Set exercise: Transcribe the records below exactly.

Exercise data:
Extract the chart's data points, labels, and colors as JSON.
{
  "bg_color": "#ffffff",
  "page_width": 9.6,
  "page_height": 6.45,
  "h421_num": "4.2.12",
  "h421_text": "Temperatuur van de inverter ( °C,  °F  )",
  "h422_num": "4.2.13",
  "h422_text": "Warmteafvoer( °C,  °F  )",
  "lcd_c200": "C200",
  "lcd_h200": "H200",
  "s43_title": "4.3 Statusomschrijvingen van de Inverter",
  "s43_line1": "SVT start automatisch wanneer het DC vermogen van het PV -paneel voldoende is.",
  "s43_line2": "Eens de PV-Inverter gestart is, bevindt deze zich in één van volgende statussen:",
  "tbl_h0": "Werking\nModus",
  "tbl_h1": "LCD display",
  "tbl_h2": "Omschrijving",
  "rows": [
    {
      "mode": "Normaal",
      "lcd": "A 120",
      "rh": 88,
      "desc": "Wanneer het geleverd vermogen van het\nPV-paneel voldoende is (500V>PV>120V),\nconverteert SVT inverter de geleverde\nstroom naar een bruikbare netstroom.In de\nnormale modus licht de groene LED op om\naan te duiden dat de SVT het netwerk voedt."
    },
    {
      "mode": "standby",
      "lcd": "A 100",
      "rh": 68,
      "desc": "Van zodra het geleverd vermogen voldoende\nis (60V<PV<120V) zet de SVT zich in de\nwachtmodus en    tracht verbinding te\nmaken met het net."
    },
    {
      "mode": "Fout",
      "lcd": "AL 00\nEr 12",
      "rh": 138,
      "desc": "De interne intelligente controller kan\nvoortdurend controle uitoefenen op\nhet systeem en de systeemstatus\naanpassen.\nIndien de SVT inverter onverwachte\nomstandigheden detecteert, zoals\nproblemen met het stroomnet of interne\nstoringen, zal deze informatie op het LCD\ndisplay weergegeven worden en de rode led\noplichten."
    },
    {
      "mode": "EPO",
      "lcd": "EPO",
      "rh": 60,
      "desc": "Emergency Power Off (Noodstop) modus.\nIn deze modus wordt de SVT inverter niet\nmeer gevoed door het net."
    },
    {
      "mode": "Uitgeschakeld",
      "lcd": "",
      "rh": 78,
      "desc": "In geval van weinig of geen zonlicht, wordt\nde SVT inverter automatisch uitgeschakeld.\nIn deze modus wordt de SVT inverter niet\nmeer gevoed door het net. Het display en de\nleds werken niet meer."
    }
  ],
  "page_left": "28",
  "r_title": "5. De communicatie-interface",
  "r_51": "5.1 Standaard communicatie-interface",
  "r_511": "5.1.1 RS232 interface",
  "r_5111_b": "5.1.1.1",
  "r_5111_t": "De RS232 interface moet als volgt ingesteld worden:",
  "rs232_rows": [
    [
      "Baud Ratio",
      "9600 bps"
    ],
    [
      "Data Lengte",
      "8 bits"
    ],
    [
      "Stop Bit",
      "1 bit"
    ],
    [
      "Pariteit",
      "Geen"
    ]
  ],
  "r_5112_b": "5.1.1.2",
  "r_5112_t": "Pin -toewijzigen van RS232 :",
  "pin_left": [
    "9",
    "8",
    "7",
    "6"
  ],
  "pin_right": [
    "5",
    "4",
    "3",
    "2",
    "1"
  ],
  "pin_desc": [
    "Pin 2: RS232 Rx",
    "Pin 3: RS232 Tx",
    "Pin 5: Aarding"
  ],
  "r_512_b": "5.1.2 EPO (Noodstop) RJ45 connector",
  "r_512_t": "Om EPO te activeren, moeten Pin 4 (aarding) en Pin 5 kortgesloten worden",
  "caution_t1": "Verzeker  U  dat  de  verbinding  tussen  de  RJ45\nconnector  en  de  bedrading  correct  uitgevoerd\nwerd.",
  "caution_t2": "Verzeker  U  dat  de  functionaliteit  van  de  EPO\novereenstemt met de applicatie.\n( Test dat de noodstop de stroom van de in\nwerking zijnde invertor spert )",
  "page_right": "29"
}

Solved exercise:
Extract the chart's data points, labels, and colors as JSON.
{
  "bg_color": "#ffffff",
  "page_width": 9.6,
  "page_height": 6.45,
  "h421_num": "4.2.12",
  "h421_text": "Temperatuur van de inverter ( °C,  °F  )",
  "h422_num": "4.2.13",
  "h422_text": "Warmteafvoer( °C,  °F  )",
  "lcd_c200": "C200",
  "lcd_h200": "H200",
  "s43_title": "4.3 Statusomschrijvingen van de Inverter",
  "s43_line1": "SVT start automatisch wanneer het DC vermogen van het PV -paneel voldoende is.",
  "s43_line2": "Eens de PV-Inverter gestart is, bevindt deze zich in één van volgende statussen:",
  "tbl_h0": "Werking\nModus",
  "tbl_h1": "LCD display",
  "tbl_h2": "Omschrijving",
  "rows": [
    {
      "mode": "Normaal",
      "lcd": "A 120",
      "rh": 88,
      "desc": "Wanneer het geleverd vermogen van het\nPV-paneel voldoende is (500V>PV>120V),\nconverteert SVT inverter de geleverde\nstroom naar een bruikbare netstroom.In de\nnormale modus licht de groene LED op om\naan te duiden dat de SVT het netwerk voedt."
    },
    {
      "mode": "standby",
      "lcd": "A 100",
      "rh": 68,
      "desc": "Van zodra het geleverd vermogen voldoende\nis (60V<PV<120V) zet de SVT zich in de\nwachtmodus en    tracht verbinding te\nmaken met het net."
    },
    {
      "mode": "Fout",
      "lcd": "AL 00\nEr 12",
      "rh": 138,
      "desc": "De interne intelligente controller kan\nvoortdurend controle uitoefenen op\nhet systeem en de systeemstatus\naanpassen.\nIndien de SVT inverter onverwachte\nomstandigheden detecteert, zoals\nproblemen met het stroomnet of interne\nstoringen, zal deze informatie op het LCD\ndisplay weergegeven worden en de rode led\noplichten."
    },
    {
      "mode": "EPO",
      "lcd": "EPO",
      "rh": 60,
      "desc": "Emergency Power Off (Noodstop) modus.\nIn deze modus wordt de SVT inverter niet\nmeer gevoed door het net."
    },
    {
      "mode": "Uitgeschakeld",
      "lcd": "",
      "rh": 78,
      "desc": "In geval van weinig of geen zonlicht, wordt\nde SVT inverter automatisch uitgeschakeld.\nIn deze modus wordt de SVT inverter niet\nmeer gevoed door het net. Het display en de\nleds werken niet meer."
    }
  ],
  "page_left": "28",
  "r_title": "5. De communicatie-interface",
  "r_51": "5.1 Standaard communicatie-interface",
  "r_511": "5.1.1 RS232 interface",
  "r_5111_b": "5.1.1.1",
  "r_5111_t": "De RS232 interface moet als volgt ingesteld worden:",
  "rs232_rows": [
    [
      "Baud Ratio",
      "9600 bps"
    ],
    [
      "Data Lengte",
      "8 bits"
    ],
    [
      "Stop Bit",
      "1 bit"
    ],
    [
      "Pariteit",
      "Geen"
    ]
  ],
  "r_5112_b": "5.1.1.2",
  "r_5112_t": "Pin -toewijzigen van RS232 :",
  "pin_left": [
    "9",
    "8",
    "7",
    "6"
  ],
  "pin_right": [
    "5",
    "4",
    "3",
    "2",
    "1"
  ],
  "pin_desc": [
    "Pin 2: RS232 Rx",
    "Pin 3: RS232 Tx",
    "Pin 5: Aarding"
  ],
  "r_512_b": "5.1.2 EPO (Noodstop) RJ45 connector",
  "r_512_t": "Om EPO te activeren, moeten Pin 4 (aarding) en Pin 5 kortgesloten worden",
  "caution_t1": "Verzeker  U  dat  de  verbinding  tussen  de  RJ45\nconnector  en  de  bedrading  correct  uitgevoerd\nwerd.",
  "caution_t2": "Verzeker  U  dat  de  functionaliteit  van  de  EPO\novereenstemt met de applicatie.\n( Test dat de noodstop de stroom van de in\nwerking zijnde invertor spert )",
  "page_right": "29"
}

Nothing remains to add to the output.